- [Instructions to follow]:
Extract each line of the material that follows exactly and omit its pictures.

::::::::::

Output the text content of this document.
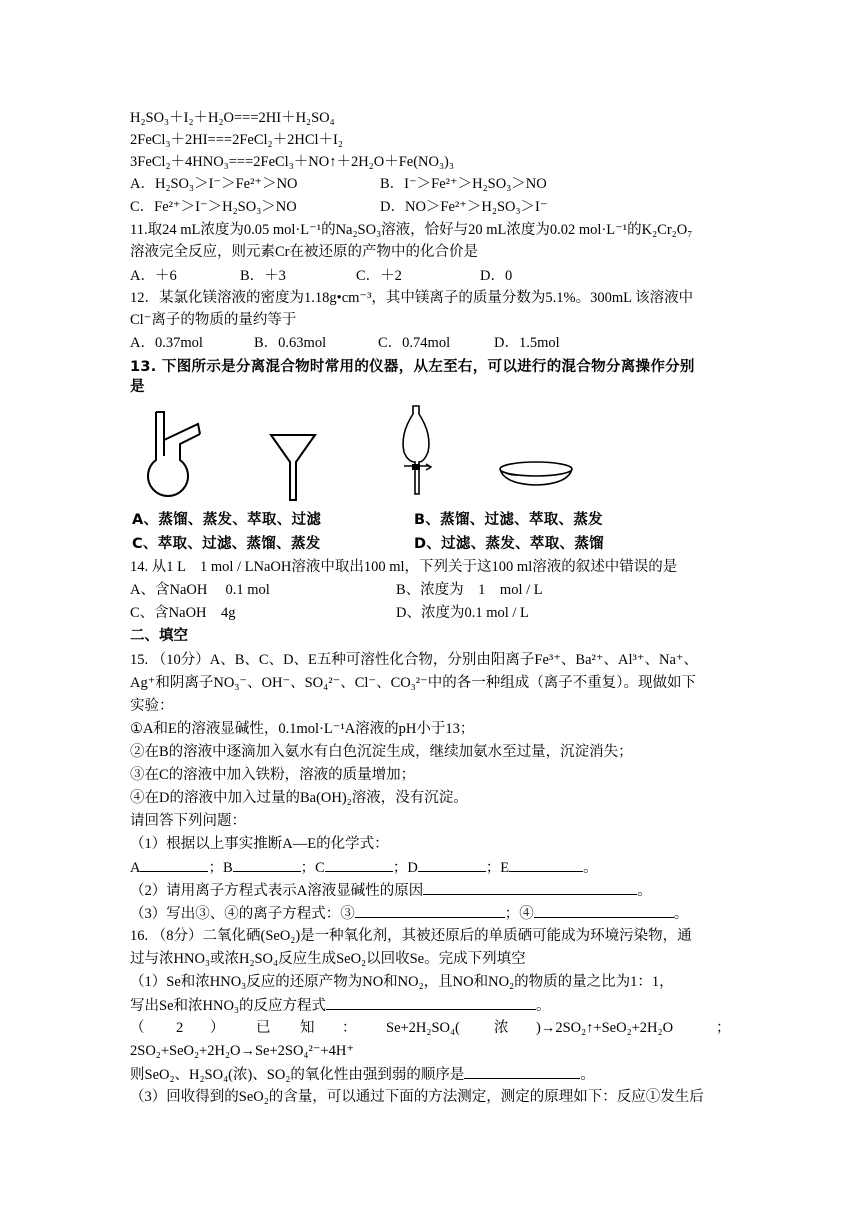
H₂SO₃＋I₂＋H₂O===2HI＋H₂SO₄
2FeCl₃＋2HI===2FeCl₂＋2HCl＋I₂
3FeCl₂＋4HNO₃===2FeCl₃＋NO↑＋2H₂O＋Fe(NO₃)₃
A．H₂SO₃＞I⁻＞Fe²⁺＞NO	B．I⁻＞Fe²⁺＞H₂SO₃＞NO
C．Fe²⁺＞I⁻＞H₂SO₃＞NO	D．NO＞Fe²⁺＞H₂SO₃＞I⁻
11.取24 mL浓度为0.05 mol·L⁻¹的Na₂SO₃溶液，恰好与20 mL浓度为0.02 mol·L⁻¹的K₂Cr₂O₇
溶液完全反应，则元素Cr在被还原的产物中的化合价是
A．＋6	B．＋3	C．＋2	D．0
12．某氯化镁溶液的密度为1.18g•cm⁻³，其中镁离子的质量分数为5.1%。300mL 该溶液中
Cl⁻离子的物质的量约等于
A．0.37mol	B．0.63mol	C．0.74mol	D．1.5mol
13. 下图所示是分离混合物时常用的仪器，从左至右，可以进行的混合物分离操作分别
是
A、蒸馏、蒸发、萃取、过滤	B、蒸馏、过滤、萃取、蒸发
C、萃取、过滤、蒸馏、蒸发	D、过滤、蒸发、萃取、蒸馏
14. 从1 L　1 mol / LNaOH溶液中取出100 ml，下列关于这100 ml溶液的叙述中错误的是
A、含NaOH　 0.1 mol	B、浓度为　1　mol / L
C、含NaOH　4g	D、浓度为0.1 mol / L
二、填空
15. （10分）A、B、C、D、E五种可溶性化合物，分别由阳离子Fe³⁺、Ba²⁺、Al³⁺、Na⁺、
Ag⁺和阴离子NO₃⁻、OH⁻、SO₄²⁻、Cl⁻、CO₃²⁻中的各一种组成（离子不重复）。现做如下
实验：
①A和E的溶液显碱性，0.1mol·L⁻¹A溶液的pH小于13；
②在B的溶液中逐滴加入氨水有白色沉淀生成，继续加氨水至过量，沉淀消失；
③在C的溶液中加入铁粉，溶液的质量增加；
④在D的溶液中加入过量的Ba(OH)₂溶液，没有沉淀。
请回答下列问题：
（1）根据以上事实推断A—E的化学式：
A	；B	；C	；D	；E	。
（2）请用离子方程式表示A溶液显碱性的原因	。
（3）写出③、④的离子方程式：③	；④	。
16. （8分）二氧化硒(SeO₂)是一种氧化剂，其被还原后的单质硒可能成为环境污染物，通
过与浓HNO₃或浓H₂SO₄反应生成SeO₂以回收Se。完成下列填空
（1）Se和浓HNO₃反应的还原产物为NO和NO₂，且NO和NO₂的物质的量之比为1：1，
写出Se和浓HNO₃的反应方程式	。
（ 2 ） 已 知 ： Se+2H₂SO₄( 浓 )→2SO₂↑+SeO₂+2H₂O	；
2SO₂+SeO₂+2H₂O→Se+2SO₄²⁻+4H⁺
则SeO₂、H₂SO₄(浓)、SO₂的氧化性由强到弱的顺序是	。
（3）回收得到的SeO₂的含量，可以通过下面的方法测定，测定的原理如下：反应①发生后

::::::::::

- [Output below]:
Output the text content of this document.
H₂SO₃＋I₂＋H₂O===2HI＋H₂SO₄
2FeCl₃＋2HI===2FeCl₂＋2HCl＋I₂
3FeCl₂＋4HNO₃===2FeCl₃＋NO↑＋2H₂O＋Fe(NO₃)₃
A．H₂SO₃＞I⁻＞Fe²⁺＞NO	B．I⁻＞Fe²⁺＞H₂SO₃＞NO
C．Fe²⁺＞I⁻＞H₂SO₃＞NO	D．NO＞Fe²⁺＞H₂SO₃＞I⁻
11.取24 mL浓度为0.05 mol·L⁻¹的Na₂SO₃溶液，恰好与20 mL浓度为0.02 mol·L⁻¹的K₂Cr₂O₇
溶液完全反应，则元素Cr在被还原的产物中的化合价是
A．＋6	B．＋3	C．＋2	D．0
12．某氯化镁溶液的密度为1.18g•cm⁻³，其中镁离子的质量分数为5.1%。300mL 该溶液中
Cl⁻离子的物质的量约等于
A．0.37mol	B．0.63mol	C．0.74mol	D．1.5mol
13. 下图所示是分离混合物时常用的仪器，从左至右，可以进行的混合物分离操作分别
是
A、蒸馏、蒸发、萃取、过滤	B、蒸馏、过滤、萃取、蒸发
C、萃取、过滤、蒸馏、蒸发	D、过滤、蒸发、萃取、蒸馏
14. 从1 L　1 mol / LNaOH溶液中取出100 ml，下列关于这100 ml溶液的叙述中错误的是
A、含NaOH　 0.1 mol	B、浓度为　1　mol / L
C、含NaOH　4g	D、浓度为0.1 mol / L
二、填空
15. （10分）A、B、C、D、E五种可溶性化合物，分别由阳离子Fe³⁺、Ba²⁺、Al³⁺、Na⁺、
Ag⁺和阴离子NO₃⁻、OH⁻、SO₄²⁻、Cl⁻、CO₃²⁻中的各一种组成（离子不重复）。现做如下
实验：
①A和E的溶液显碱性，0.1mol·L⁻¹A溶液的pH小于13；
②在B的溶液中逐滴加入氨水有白色沉淀生成，继续加氨水至过量，沉淀消失；
③在C的溶液中加入铁粉，溶液的质量增加；
④在D的溶液中加入过量的Ba(OH)₂溶液，没有沉淀。
请回答下列问题：
（1）根据以上事实推断A—E的化学式：
A	；B	；C	；D	；E	。
（2）请用离子方程式表示A溶液显碱性的原因	。
（3）写出③、④的离子方程式：③	；④	。
16. （8分）二氧化硒(SeO₂)是一种氧化剂，其被还原后的单质硒可能成为环境污染物，通
过与浓HNO₃或浓H₂SO₄反应生成SeO₂以回收Se。完成下列填空
（1）Se和浓HNO₃反应的还原产物为NO和NO₂，且NO和NO₂的物质的量之比为1：1，
写出Se和浓HNO₃的反应方程式	。
（ 2 ） 已 知 ： Se+2H₂SO₄( 浓 )→2SO₂↑+SeO₂+2H₂O	；
2SO₂+SeO₂+2H₂O→Se+2SO₄²⁻+4H⁺
则SeO₂、H₂SO₄(浓)、SO₂的氧化性由强到弱的顺序是	。
（3）回收得到的SeO₂的含量，可以通过下面的方法测定，测定的原理如下：反应①发生后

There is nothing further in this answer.